DATA FOR THE TASK ▸
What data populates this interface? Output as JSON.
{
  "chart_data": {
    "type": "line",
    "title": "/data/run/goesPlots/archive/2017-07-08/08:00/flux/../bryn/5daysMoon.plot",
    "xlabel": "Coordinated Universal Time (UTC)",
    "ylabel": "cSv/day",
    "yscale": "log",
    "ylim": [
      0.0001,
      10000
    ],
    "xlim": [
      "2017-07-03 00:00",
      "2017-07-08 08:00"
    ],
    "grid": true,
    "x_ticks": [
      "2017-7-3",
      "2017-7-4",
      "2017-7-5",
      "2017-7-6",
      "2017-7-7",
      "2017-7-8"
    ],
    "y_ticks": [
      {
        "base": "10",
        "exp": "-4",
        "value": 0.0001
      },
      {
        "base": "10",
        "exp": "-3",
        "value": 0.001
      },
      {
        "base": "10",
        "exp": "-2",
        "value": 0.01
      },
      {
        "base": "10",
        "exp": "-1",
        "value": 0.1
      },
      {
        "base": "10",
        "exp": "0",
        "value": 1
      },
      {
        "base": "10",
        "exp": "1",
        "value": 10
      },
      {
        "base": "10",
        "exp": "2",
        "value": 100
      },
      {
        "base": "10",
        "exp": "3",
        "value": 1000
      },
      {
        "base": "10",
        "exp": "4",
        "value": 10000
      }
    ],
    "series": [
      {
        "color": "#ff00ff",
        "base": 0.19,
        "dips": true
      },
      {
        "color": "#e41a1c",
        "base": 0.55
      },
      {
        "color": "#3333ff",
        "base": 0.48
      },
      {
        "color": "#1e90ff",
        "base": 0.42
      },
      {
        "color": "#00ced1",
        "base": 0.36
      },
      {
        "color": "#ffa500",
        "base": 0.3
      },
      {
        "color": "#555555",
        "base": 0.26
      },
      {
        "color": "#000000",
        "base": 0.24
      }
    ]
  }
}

==

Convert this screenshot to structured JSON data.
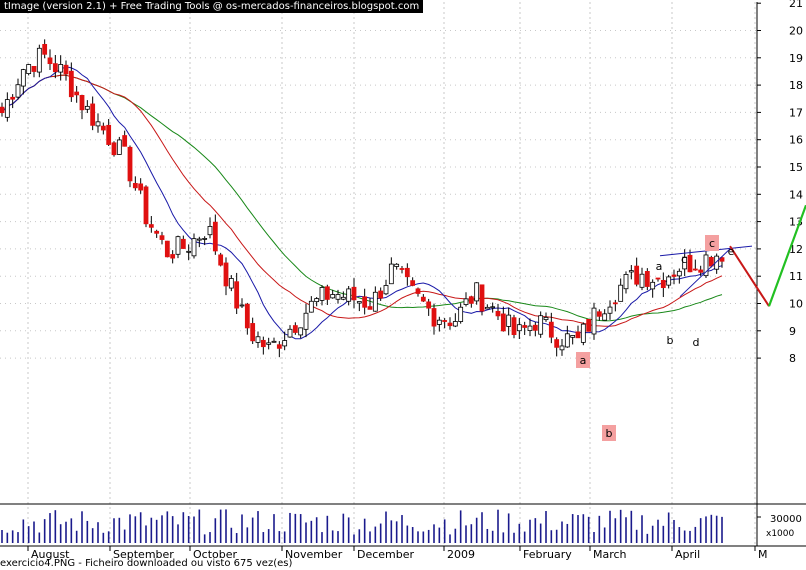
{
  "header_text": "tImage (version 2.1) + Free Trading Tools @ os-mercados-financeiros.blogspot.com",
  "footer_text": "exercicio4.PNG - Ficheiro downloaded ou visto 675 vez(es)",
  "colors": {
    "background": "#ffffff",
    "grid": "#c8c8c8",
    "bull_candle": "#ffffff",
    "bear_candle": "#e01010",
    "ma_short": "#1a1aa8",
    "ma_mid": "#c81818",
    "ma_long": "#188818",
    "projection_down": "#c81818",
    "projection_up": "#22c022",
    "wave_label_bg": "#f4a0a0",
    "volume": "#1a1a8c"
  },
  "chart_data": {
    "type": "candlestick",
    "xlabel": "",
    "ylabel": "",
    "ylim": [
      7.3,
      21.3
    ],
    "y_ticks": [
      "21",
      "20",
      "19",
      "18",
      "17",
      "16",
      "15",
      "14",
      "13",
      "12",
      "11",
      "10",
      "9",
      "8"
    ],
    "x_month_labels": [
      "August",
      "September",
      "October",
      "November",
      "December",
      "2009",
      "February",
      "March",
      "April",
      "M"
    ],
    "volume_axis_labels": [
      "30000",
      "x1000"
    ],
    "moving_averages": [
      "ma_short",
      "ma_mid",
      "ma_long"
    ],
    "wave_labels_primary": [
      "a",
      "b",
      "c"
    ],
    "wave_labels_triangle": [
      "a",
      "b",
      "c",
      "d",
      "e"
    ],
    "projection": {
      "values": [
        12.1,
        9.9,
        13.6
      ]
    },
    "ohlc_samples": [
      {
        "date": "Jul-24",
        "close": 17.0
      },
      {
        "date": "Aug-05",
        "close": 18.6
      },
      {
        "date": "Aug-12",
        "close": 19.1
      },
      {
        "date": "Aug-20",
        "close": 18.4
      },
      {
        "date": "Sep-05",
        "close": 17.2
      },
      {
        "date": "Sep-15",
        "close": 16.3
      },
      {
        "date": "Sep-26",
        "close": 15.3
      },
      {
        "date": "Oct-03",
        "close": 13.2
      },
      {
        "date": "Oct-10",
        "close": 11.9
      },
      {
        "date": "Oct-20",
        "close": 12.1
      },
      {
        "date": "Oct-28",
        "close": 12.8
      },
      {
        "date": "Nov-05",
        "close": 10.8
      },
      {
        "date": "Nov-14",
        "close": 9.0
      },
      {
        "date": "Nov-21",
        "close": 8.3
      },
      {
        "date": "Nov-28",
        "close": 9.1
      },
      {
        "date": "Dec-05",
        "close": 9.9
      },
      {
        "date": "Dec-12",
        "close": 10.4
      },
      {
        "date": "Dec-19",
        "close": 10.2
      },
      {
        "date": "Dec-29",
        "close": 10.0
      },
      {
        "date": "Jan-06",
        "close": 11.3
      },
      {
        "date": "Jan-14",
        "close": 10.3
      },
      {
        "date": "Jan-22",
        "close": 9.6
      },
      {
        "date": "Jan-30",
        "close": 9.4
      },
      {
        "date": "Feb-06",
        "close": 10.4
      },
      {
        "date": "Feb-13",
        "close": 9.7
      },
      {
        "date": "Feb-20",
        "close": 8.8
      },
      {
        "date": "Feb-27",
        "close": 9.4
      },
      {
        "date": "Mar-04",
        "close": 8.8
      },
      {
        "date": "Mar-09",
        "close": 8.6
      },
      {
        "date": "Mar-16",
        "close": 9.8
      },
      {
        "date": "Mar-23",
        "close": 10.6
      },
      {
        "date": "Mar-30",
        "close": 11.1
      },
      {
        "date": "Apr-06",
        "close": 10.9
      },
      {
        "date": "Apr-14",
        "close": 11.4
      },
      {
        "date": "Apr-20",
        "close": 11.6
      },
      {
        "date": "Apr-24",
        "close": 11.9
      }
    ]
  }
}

EXERCISE DETAILS ▸ The lines above form a set of records; determine how many of them contain the string "ffffff" and give that number alone.

TASK RESPONSE ▸ 2